Your instructions: Please transcribe the listing below in full and word for word, without its pictures.

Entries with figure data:
● ● ●

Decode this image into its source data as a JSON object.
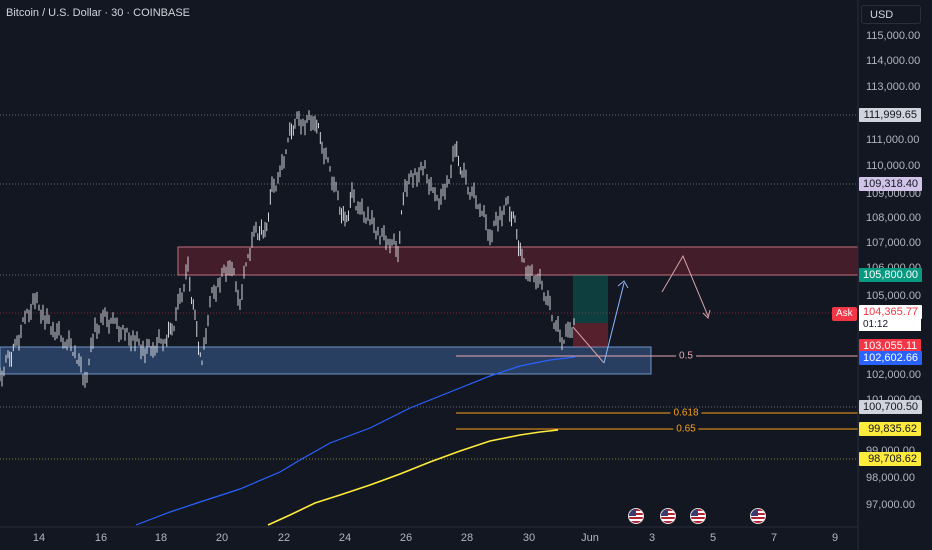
{
  "header": {
    "symbol_title": "Bitcoin / U.S. Dollar · 30 · COINBASE",
    "currency_button": "USD"
  },
  "price_axis": {
    "ticks": [
      "115,000.00",
      "114,000.00",
      "113,000.00",
      "111,000.00",
      "110,000.00",
      "109,000.00",
      "108,000.00",
      "107,000.00",
      "106,000.00",
      "105,000.00",
      "102,000.00",
      "101,000.00",
      "99,000.00",
      "98,000.00",
      "97,000.00"
    ]
  },
  "time_axis": {
    "ticks": [
      "14",
      "16",
      "18",
      "20",
      "22",
      "24",
      "26",
      "28",
      "30",
      "Jun",
      "3",
      "5",
      "7",
      "9"
    ]
  },
  "price_labels": {
    "high": "111,999.65",
    "level_1": "109,318.40",
    "resistance": "105,800.00",
    "last_price": "104,365.77",
    "countdown": "01:12",
    "bid": "103,055.11",
    "ma_value": "102,602.66",
    "support": "100,700.50",
    "fib_0_65_value": "99,835.62",
    "fib_low": "98,708.62"
  },
  "ask_tag": "Ask",
  "fib_labels": {
    "f05": "0.5",
    "f0618": "0.618",
    "f065": "0.65"
  },
  "colors": {
    "background": "#131722",
    "up": "#089981",
    "down": "#f23645",
    "ma_blue": "#2962ff",
    "ma_yellow": "#ffeb3b",
    "fib_orange": "#f7a21b",
    "supply_zone": "#f23645",
    "demand_zone": "#5b9cf6"
  },
  "events": [
    "us-flag-icon",
    "us-flag-icon",
    "us-flag-icon",
    "us-flag-icon"
  ]
}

● ● ●

Complete output:
Decode this image into its source data as a JSON object.
{
  "header": {
    "symbol_title": "Bitcoin / U.S. Dollar · 30 · COINBASE",
    "currency_button": "USD"
  },
  "price_axis": {
    "ticks": [
      "115,000.00",
      "114,000.00",
      "113,000.00",
      "111,000.00",
      "110,000.00",
      "109,000.00",
      "108,000.00",
      "107,000.00",
      "106,000.00",
      "105,000.00",
      "102,000.00",
      "101,000.00",
      "99,000.00",
      "98,000.00",
      "97,000.00"
    ]
  },
  "time_axis": {
    "ticks": [
      "14",
      "16",
      "18",
      "20",
      "22",
      "24",
      "26",
      "28",
      "30",
      "Jun",
      "3",
      "5",
      "7",
      "9"
    ]
  },
  "price_labels": {
    "high": "111,999.65",
    "level_1": "109,318.40",
    "resistance": "105,800.00",
    "last_price": "104,365.77",
    "countdown": "01:12",
    "bid": "103,055.11",
    "ma_value": "102,602.66",
    "support": "100,700.50",
    "fib_0_65_value": "99,835.62",
    "fib_low": "98,708.62"
  },
  "ask_tag": "Ask",
  "fib_labels": {
    "f05": "0.5",
    "f0618": "0.618",
    "f065": "0.65"
  },
  "colors": {
    "background": "#131722",
    "up": "#089981",
    "down": "#f23645",
    "ma_blue": "#2962ff",
    "ma_yellow": "#ffeb3b",
    "fib_orange": "#f7a21b",
    "supply_zone": "#f23645",
    "demand_zone": "#5b9cf6"
  },
  "events": [
    "us-flag-icon",
    "us-flag-icon",
    "us-flag-icon",
    "us-flag-icon"
  ]
}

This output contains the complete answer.